SHORT TASK:
The entries below are to be repeated exactly as they stand.

═════ LISTING ═════

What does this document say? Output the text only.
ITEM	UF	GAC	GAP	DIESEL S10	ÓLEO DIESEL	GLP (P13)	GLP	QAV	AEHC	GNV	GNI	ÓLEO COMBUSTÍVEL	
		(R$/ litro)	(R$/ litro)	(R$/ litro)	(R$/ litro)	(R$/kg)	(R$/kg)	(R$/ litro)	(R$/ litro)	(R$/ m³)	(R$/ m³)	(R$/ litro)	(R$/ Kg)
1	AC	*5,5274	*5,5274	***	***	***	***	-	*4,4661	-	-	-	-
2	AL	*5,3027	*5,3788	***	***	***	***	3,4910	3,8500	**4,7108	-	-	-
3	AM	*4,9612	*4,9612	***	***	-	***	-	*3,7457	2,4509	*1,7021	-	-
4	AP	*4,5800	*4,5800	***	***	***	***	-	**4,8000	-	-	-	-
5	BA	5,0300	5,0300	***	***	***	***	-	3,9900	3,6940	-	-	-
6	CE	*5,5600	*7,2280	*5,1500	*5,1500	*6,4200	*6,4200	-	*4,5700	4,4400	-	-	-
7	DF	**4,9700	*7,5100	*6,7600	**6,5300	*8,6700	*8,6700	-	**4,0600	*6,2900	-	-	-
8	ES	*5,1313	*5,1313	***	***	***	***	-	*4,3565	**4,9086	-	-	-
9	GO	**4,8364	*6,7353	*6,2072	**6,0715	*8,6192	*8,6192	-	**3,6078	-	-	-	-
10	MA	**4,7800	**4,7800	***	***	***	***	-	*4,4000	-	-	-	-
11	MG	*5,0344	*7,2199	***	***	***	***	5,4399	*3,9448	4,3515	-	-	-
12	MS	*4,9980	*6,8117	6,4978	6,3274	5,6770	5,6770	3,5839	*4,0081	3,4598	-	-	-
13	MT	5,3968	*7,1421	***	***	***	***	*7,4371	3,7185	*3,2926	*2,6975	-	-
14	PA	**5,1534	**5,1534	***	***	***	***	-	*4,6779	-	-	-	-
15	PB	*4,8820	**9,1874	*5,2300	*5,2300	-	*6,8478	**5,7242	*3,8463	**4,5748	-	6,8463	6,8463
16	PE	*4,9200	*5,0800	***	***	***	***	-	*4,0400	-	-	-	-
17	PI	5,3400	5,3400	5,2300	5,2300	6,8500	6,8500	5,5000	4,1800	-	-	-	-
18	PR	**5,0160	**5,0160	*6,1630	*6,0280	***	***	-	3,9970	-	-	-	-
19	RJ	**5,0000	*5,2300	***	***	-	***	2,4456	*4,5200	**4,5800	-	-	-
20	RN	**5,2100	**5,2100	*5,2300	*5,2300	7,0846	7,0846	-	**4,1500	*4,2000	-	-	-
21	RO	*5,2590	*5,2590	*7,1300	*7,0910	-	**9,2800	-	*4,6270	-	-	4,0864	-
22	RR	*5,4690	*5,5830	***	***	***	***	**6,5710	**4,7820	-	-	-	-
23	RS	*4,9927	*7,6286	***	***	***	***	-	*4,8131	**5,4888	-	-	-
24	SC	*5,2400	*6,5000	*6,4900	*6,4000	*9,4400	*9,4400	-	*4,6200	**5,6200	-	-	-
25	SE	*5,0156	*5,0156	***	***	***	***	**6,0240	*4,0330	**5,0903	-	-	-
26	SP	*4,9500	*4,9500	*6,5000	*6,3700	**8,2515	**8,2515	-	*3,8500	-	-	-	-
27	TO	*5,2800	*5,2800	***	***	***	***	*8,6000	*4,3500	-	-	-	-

═════

SOLVED EXERCISE:
What does this document say? Output the text only.
ITEM	UF	GAC	GAP	DIESEL S10	ÓLEO DIESEL	GLP (P13)	GLP	QAV	AEHC	GNV	GNI	ÓLEO COMBUSTÍVEL	
		(R$/ litro)	(R$/ litro)	(R$/ litro)	(R$/ litro)	(R$/kg)	(R$/kg)	(R$/ litro)	(R$/ litro)	(R$/ m³)	(R$/ m³)	(R$/ litro)	(R$/ Kg)
1	AC	*5,5274	*5,5274	***	***	***	***	-	*4,4661	-	-	-	-
2	AL	*5,3027	*5,3788	***	***	***	***	3,4910	3,8500	**4,7108	-	-	-
3	AM	*4,9612	*4,9612	***	***	-	***	-	*3,7457	2,4509	*1,7021	-	-
4	AP	*4,5800	*4,5800	***	***	***	***	-	**4,8000	-	-	-	-
5	BA	5,0300	5,0300	***	***	***	***	-	3,9900	3,6940	-	-	-
6	CE	*5,5600	*7,2280	*5,1500	*5,1500	*6,4200	*6,4200	-	*4,5700	4,4400	-	-	-
7	DF	**4,9700	*7,5100	*6,7600	**6,5300	*8,6700	*8,6700	-	**4,0600	*6,2900	-	-	-
8	ES	*5,1313	*5,1313	***	***	***	***	-	*4,3565	**4,9086	-	-	-
9	GO	**4,8364	*6,7353	*6,2072	**6,0715	*8,6192	*8,6192	-	**3,6078	-	-	-	-
10	MA	**4,7800	**4,7800	***	***	***	***	-	*4,4000	-	-	-	-
11	MG	*5,0344	*7,2199	***	***	***	***	5,4399	*3,9448	4,3515	-	-	-
12	MS	*4,9980	*6,8117	6,4978	6,3274	5,6770	5,6770	3,5839	*4,0081	3,4598	-	-	-
13	MT	5,3968	*7,1421	***	***	***	***	*7,4371	3,7185	*3,2926	*2,6975	-	-
14	PA	**5,1534	**5,1534	***	***	***	***	-	*4,6779	-	-	-	-
15	PB	*4,8820	**9,1874	*5,2300	*5,2300	-	*6,8478	**5,7242	*3,8463	**4,5748	-	6,8463	6,8463
16	PE	*4,9200	*5,0800	***	***	***	***	-	*4,0400	-	-	-	-
17	PI	5,3400	5,3400	5,2300	5,2300	6,8500	6,8500	5,5000	4,1800	-	-	-	-
18	PR	**5,0160	**5,0160	*6,1630	*6,0280	***	***	-	3,9970	-	-	-	-
19	RJ	**5,0000	*5,2300	***	***	-	***	2,4456	*4,5200	**4,5800	-	-	-
20	RN	**5,2100	**5,2100	*5,2300	*5,2300	7,0846	7,0846	-	**4,1500	*4,2000	-	-	-
21	RO	*5,2590	*5,2590	*7,1300	*7,0910	-	**9,2800	-	*4,6270	-	-	4,0864	-
22	RR	*5,4690	*5,5830	***	***	***	***	**6,5710	**4,7820	-	-	-	-
23	RS	*4,9927	*7,6286	***	***	***	***	-	*4,8131	**5,4888	-	-	-
24	SC	*5,2400	*6,5000	*6,4900	*6,4000	*9,4400	*9,4400	-	*4,6200	**5,6200	-	-	-
25	SE	*5,0156	*5,0156	***	***	***	***	**6,0240	*4,0330	**5,0903	-	-	-
26	SP	*4,9500	*4,9500	*6,5000	*6,3700	**8,2515	**8,2515	-	*3,8500	-	-	-	-
27	TO	*5,2800	*5,2800	***	***	***	***	*8,6000	*4,3500	-	-	-	-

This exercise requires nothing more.